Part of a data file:
==============================
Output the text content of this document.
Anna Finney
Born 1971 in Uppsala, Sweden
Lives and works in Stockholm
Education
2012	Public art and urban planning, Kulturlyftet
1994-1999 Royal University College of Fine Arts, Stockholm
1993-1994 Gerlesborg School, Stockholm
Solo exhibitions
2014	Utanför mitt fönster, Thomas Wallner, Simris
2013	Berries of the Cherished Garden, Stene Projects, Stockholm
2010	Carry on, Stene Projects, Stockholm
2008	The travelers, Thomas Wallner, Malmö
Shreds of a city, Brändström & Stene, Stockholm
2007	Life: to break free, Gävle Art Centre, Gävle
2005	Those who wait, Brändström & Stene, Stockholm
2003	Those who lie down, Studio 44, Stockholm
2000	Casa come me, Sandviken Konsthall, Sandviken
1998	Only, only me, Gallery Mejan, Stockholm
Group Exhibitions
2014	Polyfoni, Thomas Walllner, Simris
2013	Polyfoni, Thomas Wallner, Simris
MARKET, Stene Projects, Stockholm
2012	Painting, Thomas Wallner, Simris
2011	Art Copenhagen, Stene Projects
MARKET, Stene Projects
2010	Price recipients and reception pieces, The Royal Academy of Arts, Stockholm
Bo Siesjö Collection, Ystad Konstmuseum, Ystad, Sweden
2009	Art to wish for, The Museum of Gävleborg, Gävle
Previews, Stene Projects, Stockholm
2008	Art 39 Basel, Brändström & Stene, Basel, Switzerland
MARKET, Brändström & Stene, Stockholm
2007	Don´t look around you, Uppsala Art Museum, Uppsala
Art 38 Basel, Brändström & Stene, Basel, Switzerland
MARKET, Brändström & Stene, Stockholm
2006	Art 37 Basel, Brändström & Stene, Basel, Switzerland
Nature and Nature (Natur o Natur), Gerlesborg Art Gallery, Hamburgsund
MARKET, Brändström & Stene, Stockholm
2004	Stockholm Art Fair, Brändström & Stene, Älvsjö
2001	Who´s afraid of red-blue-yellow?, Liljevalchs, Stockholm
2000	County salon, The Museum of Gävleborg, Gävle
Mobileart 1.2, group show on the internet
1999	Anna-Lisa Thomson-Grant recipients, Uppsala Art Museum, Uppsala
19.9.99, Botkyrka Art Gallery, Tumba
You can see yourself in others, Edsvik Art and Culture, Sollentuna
==============================
** Work instructions **
Quote each line of the data above exactly as written.

** Full response **
Output the text content of this document.
Anna Finney
Born 1971 in Uppsala, Sweden
Lives and works in Stockholm
Education
2012	Public art and urban planning, Kulturlyftet
1994-1999 Royal University College of Fine Arts, Stockholm
1993-1994 Gerlesborg School, Stockholm
Solo exhibitions
2014	Utanför mitt fönster, Thomas Wallner, Simris
2013	Berries of the Cherished Garden, Stene Projects, Stockholm
2010	Carry on, Stene Projects, Stockholm
2008	The travelers, Thomas Wallner, Malmö
Shreds of a city, Brändström & Stene, Stockholm
2007	Life: to break free, Gävle Art Centre, Gävle
2005	Those who wait, Brändström & Stene, Stockholm
2003	Those who lie down, Studio 44, Stockholm
2000	Casa come me, Sandviken Konsthall, Sandviken
1998	Only, only me, Gallery Mejan, Stockholm
Group Exhibitions
2014	Polyfoni, Thomas Walllner, Simris
2013	Polyfoni, Thomas Wallner, Simris
MARKET, Stene Projects, Stockholm
2012	Painting, Thomas Wallner, Simris
2011	Art Copenhagen, Stene Projects
MARKET, Stene Projects
2010	Price recipients and reception pieces, The Royal Academy of Arts, Stockholm
Bo Siesjö Collection, Ystad Konstmuseum, Ystad, Sweden
2009	Art to wish for, The Museum of Gävleborg, Gävle
Previews, Stene Projects, Stockholm
2008	Art 39 Basel, Brändström & Stene, Basel, Switzerland
MARKET, Brändström & Stene, Stockholm
2007	Don´t look around you, Uppsala Art Museum, Uppsala
Art 38 Basel, Brändström & Stene, Basel, Switzerland
MARKET, Brändström & Stene, Stockholm
2006	Art 37 Basel, Brändström & Stene, Basel, Switzerland
Nature and Nature (Natur o Natur), Gerlesborg Art Gallery, Hamburgsund
MARKET, Brändström & Stene, Stockholm
2004	Stockholm Art Fair, Brändström & Stene, Älvsjö
2001	Who´s afraid of red-blue-yellow?, Liljevalchs, Stockholm
2000	County salon, The Museum of Gävleborg, Gävle
Mobileart 1.2, group show on the internet
1999	Anna-Lisa Thomson-Grant recipients, Uppsala Art Museum, Uppsala
19.9.99, Botkyrka Art Gallery, Tumba
You can see yourself in others, Edsvik Art and Culture, Sollentuna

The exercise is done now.